[Entries from a dataset]
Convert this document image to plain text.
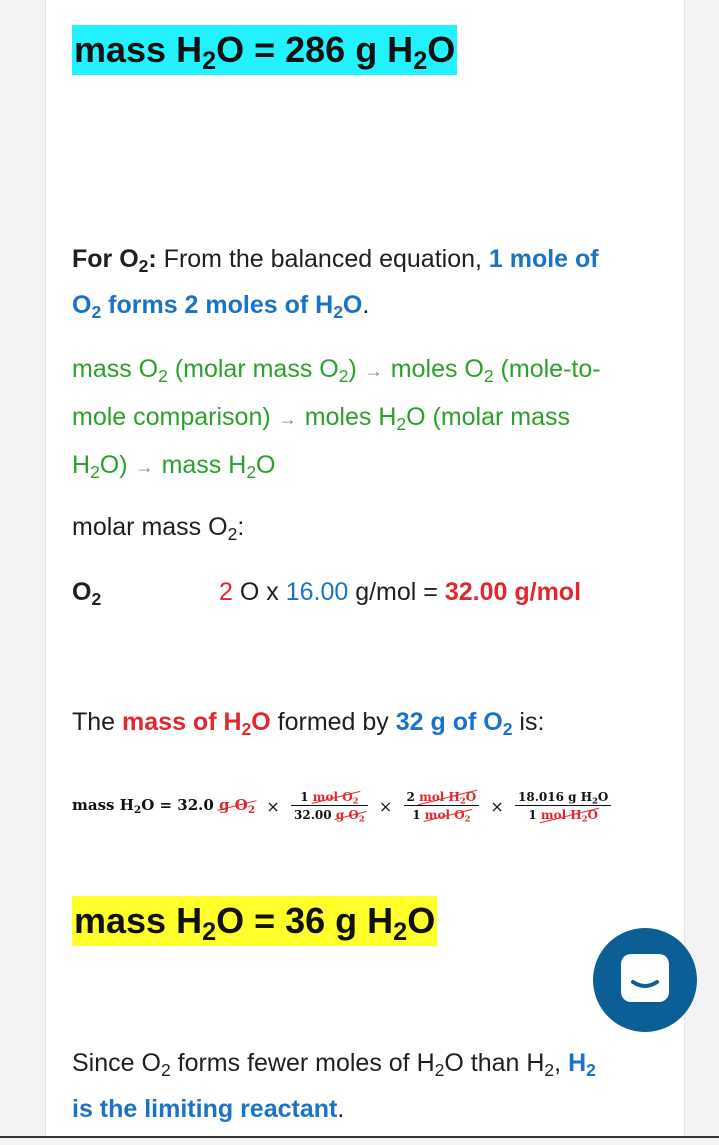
mass $H_2O = 286$ g $H_2O$

For $O_2$: From the balanced equation, 1 mole of
$O_2$ forms 2 moles of $H_2O$.

mass $O_2$ (molar mass $O_2$) → moles $O_2$ (mole-to-
mole comparison) → moles $H_2O$ (molar mass
$H_2O$) → mass $H_2O$

molar mass $O_2$:

$O_2$	2 O x 16.00 g/mol = 32.00 g/mol

The mass of $H_2O$ formed by 32 g of $O_2$ is:

mass $H_2O = 32.0$ g $O_2 \times \frac{1 mol O_2}{32.00 g O_2} \times \frac{2 mol H_2O}{1 mol O_2} \times \frac{18.016 g H_2O}{1 mol H_2O}$
mass $H_2O = 36$ g $H_2O$

Since $O_2$ forms fewer moles of $H_2O$ than $H_2$, $H_2$
is the limiting reactant.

• **Exercise task**: Working from the material above, transcribe it exactly while omitting pictures.

• **Right answer**:
Convert this document image to plain text.
mass $H_2O = 286$ g $H_2O$

For $O_2$: From the balanced equation, 1 mole of
$O_2$ forms 2 moles of $H_2O$.

mass $O_2$ (molar mass $O_2$) → moles $O_2$ (mole-to-
mole comparison) → moles $H_2O$ (molar mass
$H_2O$) → mass $H_2O$

molar mass $O_2$:

$O_2$	2 O x 16.00 g/mol = 32.00 g/mol

The mass of $H_2O$ formed by 32 g of $O_2$ is:

mass $H_2O = 32.0$ g $O_2 \times \frac{1 mol O_2}{32.00 g O_2} \times \frac{2 mol H_2O}{1 mol O_2} \times \frac{18.016 g H_2O}{1 mol H_2O}$
mass $H_2O = 36$ g $H_2O$

Since $O_2$ forms fewer moles of $H_2O$ than $H_2$, $H_2$
is the limiting reactant.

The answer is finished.